begin Data records

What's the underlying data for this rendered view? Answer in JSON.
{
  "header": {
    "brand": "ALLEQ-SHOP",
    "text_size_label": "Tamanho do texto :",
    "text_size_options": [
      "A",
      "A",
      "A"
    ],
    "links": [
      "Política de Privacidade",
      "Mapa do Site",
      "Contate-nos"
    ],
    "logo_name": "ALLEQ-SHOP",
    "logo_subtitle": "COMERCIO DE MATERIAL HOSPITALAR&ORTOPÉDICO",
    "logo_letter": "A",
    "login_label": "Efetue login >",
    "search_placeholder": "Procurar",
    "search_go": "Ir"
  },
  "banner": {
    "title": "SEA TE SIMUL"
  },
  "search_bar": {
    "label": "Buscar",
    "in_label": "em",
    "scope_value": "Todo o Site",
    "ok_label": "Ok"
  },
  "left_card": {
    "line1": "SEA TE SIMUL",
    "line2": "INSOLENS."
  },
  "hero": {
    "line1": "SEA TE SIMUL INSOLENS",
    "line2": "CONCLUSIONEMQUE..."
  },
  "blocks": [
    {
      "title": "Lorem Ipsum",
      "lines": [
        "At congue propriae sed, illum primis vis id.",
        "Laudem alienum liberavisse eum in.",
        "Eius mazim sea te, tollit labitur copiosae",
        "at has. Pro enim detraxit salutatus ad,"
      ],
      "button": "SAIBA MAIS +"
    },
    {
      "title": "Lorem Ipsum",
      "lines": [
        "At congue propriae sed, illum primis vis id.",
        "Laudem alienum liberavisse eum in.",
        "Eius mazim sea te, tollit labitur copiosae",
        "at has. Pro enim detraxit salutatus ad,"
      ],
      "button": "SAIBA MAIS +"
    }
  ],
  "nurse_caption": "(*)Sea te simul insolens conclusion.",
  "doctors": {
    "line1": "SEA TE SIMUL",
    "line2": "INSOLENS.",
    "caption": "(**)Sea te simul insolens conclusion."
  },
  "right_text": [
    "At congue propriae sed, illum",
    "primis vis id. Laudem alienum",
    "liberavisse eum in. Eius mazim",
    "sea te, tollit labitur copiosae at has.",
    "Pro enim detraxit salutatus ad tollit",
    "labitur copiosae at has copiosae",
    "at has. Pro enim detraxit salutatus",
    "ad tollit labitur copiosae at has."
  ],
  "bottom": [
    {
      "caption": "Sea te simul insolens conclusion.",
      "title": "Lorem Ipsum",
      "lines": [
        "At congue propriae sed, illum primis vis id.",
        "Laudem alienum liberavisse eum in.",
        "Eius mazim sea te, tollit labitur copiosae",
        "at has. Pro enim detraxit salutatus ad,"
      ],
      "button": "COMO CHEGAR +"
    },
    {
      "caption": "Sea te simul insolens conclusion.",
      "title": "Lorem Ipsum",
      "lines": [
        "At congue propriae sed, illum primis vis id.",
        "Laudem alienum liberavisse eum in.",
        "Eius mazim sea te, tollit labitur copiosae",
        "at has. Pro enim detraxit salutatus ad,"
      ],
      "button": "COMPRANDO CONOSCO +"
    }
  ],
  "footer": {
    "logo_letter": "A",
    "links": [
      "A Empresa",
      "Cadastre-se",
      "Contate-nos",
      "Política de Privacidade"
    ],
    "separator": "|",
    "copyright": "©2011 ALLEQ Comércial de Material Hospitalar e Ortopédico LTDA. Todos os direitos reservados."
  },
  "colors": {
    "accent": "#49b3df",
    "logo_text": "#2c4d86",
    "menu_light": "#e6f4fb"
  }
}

end Data records

Exercise details:
Exactly reproduce the material above.

Result for this exercise:
What's the underlying data for this rendered view? Answer in JSON.
{
  "header": {
    "brand": "ALLEQ-SHOP",
    "text_size_label": "Tamanho do texto :",
    "text_size_options": [
      "A",
      "A",
      "A"
    ],
    "links": [
      "Política de Privacidade",
      "Mapa do Site",
      "Contate-nos"
    ],
    "logo_name": "ALLEQ-SHOP",
    "logo_subtitle": "COMERCIO DE MATERIAL HOSPITALAR&ORTOPÉDICO",
    "logo_letter": "A",
    "login_label": "Efetue login >",
    "search_placeholder": "Procurar",
    "search_go": "Ir"
  },
  "banner": {
    "title": "SEA TE SIMUL"
  },
  "search_bar": {
    "label": "Buscar",
    "in_label": "em",
    "scope_value": "Todo o Site",
    "ok_label": "Ok"
  },
  "left_card": {
    "line1": "SEA TE SIMUL",
    "line2": "INSOLENS."
  },
  "hero": {
    "line1": "SEA TE SIMUL INSOLENS",
    "line2": "CONCLUSIONEMQUE..."
  },
  "blocks": [
    {
      "title": "Lorem Ipsum",
      "lines": [
        "At congue propriae sed, illum primis vis id.",
        "Laudem alienum liberavisse eum in.",
        "Eius mazim sea te, tollit labitur copiosae",
        "at has. Pro enim detraxit salutatus ad,"
      ],
      "button": "SAIBA MAIS +"
    },
    {
      "title": "Lorem Ipsum",
      "lines": [
        "At congue propriae sed, illum primis vis id.",
        "Laudem alienum liberavisse eum in.",
        "Eius mazim sea te, tollit labitur copiosae",
        "at has. Pro enim detraxit salutatus ad,"
      ],
      "button": "SAIBA MAIS +"
    }
  ],
  "nurse_caption": "(*)Sea te simul insolens conclusion.",
  "doctors": {
    "line1": "SEA TE SIMUL",
    "line2": "INSOLENS.",
    "caption": "(**)Sea te simul insolens conclusion."
  },
  "right_text": [
    "At congue propriae sed, illum",
    "primis vis id. Laudem alienum",
    "liberavisse eum in. Eius mazim",
    "sea te, tollit labitur copiosae at has.",
    "Pro enim detraxit salutatus ad tollit",
    "labitur copiosae at has copiosae",
    "at has. Pro enim detraxit salutatus",
    "ad tollit labitur copiosae at has."
  ],
  "bottom": [
    {
      "caption": "Sea te simul insolens conclusion.",
      "title": "Lorem Ipsum",
      "lines": [
        "At congue propriae sed, illum primis vis id.",
        "Laudem alienum liberavisse eum in.",
        "Eius mazim sea te, tollit labitur copiosae",
        "at has. Pro enim detraxit salutatus ad,"
      ],
      "button": "COMO CHEGAR +"
    },
    {
      "caption": "Sea te simul insolens conclusion.",
      "title": "Lorem Ipsum",
      "lines": [
        "At congue propriae sed, illum primis vis id.",
        "Laudem alienum liberavisse eum in.",
        "Eius mazim sea te, tollit labitur copiosae",
        "at has. Pro enim detraxit salutatus ad,"
      ],
      "button": "COMPRANDO CONOSCO +"
    }
  ],
  "footer": {
    "logo_letter": "A",
    "links": [
      "A Empresa",
      "Cadastre-se",
      "Contate-nos",
      "Política de Privacidade"
    ],
    "separator": "|",
    "copyright": "©2011 ALLEQ Comércial de Material Hospitalar e Ortopédico LTDA. Todos os direitos reservados."
  },
  "colors": {
    "accent": "#49b3df",
    "logo_text": "#2c4d86",
    "menu_light": "#e6f4fb"
  }
}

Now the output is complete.